::: Available data :::
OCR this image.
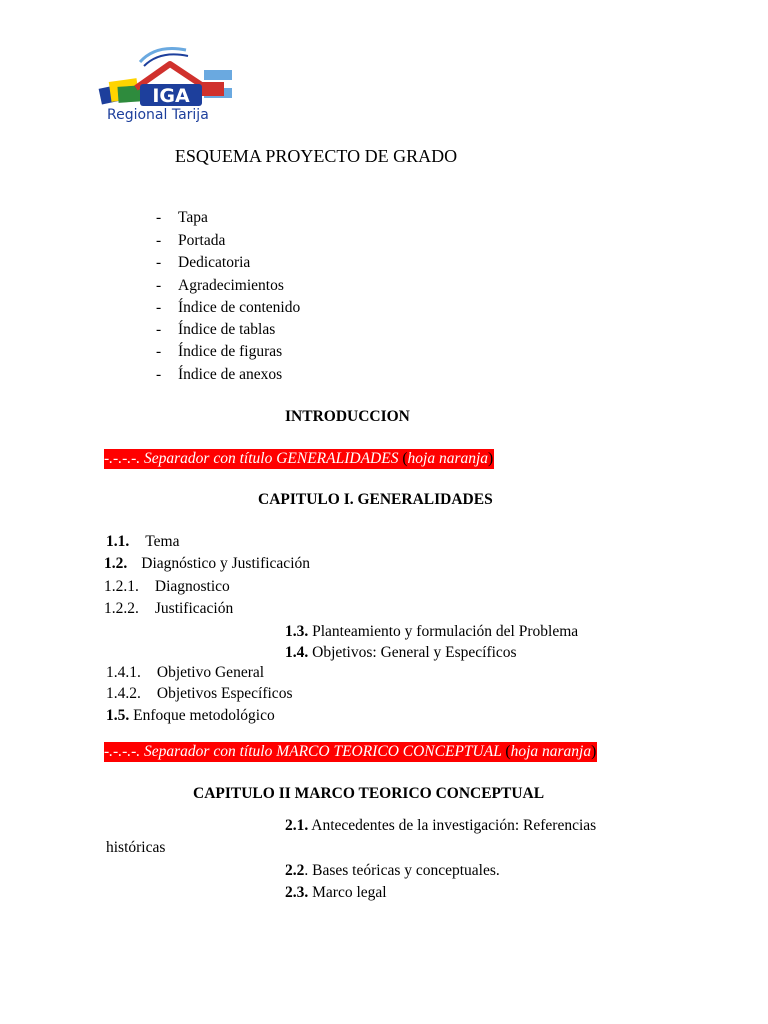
IGA
Regional Tarija
ESQUEMA PROYECTO DE GRADO
- Tapa
- Portada
- Dedicatoria
- Agradecimientos
- Índice de contenido
- Índice de tablas
- Índice de figuras
- Índice de anexos
INTRODUCCION
-.-.-.-. Separador con título GENERALIDADES (hoja naranja)
CAPITULO I. GENERALIDADES
1.1. Tema
1.2. Diagnóstico y Justificación
1.2.1. Diagnostico
1.2.2. Justificación
1.3. Planteamiento y formulación del Problema
1.4. Objetivos: General y Específicos
1.4.1. Objetivo General
1.4.2. Objetivos Específicos
1.5. Enfoque metodológico
-.-.-.-. Separador con título MARCO TEORICO CONCEPTUAL (hoja naranja)
CAPITULO II MARCO TEORICO CONCEPTUAL
2.1. Antecedentes de la investigación: Referencias
históricas
2.2. Bases teóricas y conceptuales.
2.3. Marco legal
:::
Exercise details:
Quote every record above exactly, leaving out the pictures.

Correct output:
OCR this image.
IGA
Regional Tarija
ESQUEMA PROYECTO DE GRADO
- Tapa
- Portada
- Dedicatoria
- Agradecimientos
- Índice de contenido
- Índice de tablas
- Índice de figuras
- Índice de anexos
INTRODUCCION
-.-.-.-. Separador con título GENERALIDADES (hoja naranja)
CAPITULO I. GENERALIDADES
1.1. Tema
1.2. Diagnóstico y Justificación
1.2.1. Diagnostico
1.2.2. Justificación
1.3. Planteamiento y formulación del Problema
1.4. Objetivos: General y Específicos
1.4.1. Objetivo General
1.4.2. Objetivos Específicos
1.5. Enfoque metodológico
-.-.-.-. Separador con título MARCO TEORICO CONCEPTUAL (hoja naranja)
CAPITULO II MARCO TEORICO CONCEPTUAL
2.1. Antecedentes de la investigación: Referencias
históricas
2.2. Bases teóricas y conceptuales.
2.3. Marco legal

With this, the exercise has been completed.